■ Work instructions
Copy every record below, exactly as written.

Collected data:
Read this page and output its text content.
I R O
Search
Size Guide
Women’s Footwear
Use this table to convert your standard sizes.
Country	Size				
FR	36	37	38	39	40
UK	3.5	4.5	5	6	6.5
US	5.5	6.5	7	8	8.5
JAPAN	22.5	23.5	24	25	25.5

■ Completed task
Read this page and output its text content.
I R O
Search
Size Guide
Women’s Footwear
Use this table to convert your standard sizes.
Country	Size				
FR	36	37	38	39	40
UK	3.5	4.5	5	6	6.5
US	5.5	6.5	7	8	8.5
JAPAN	22.5	23.5	24	25	25.5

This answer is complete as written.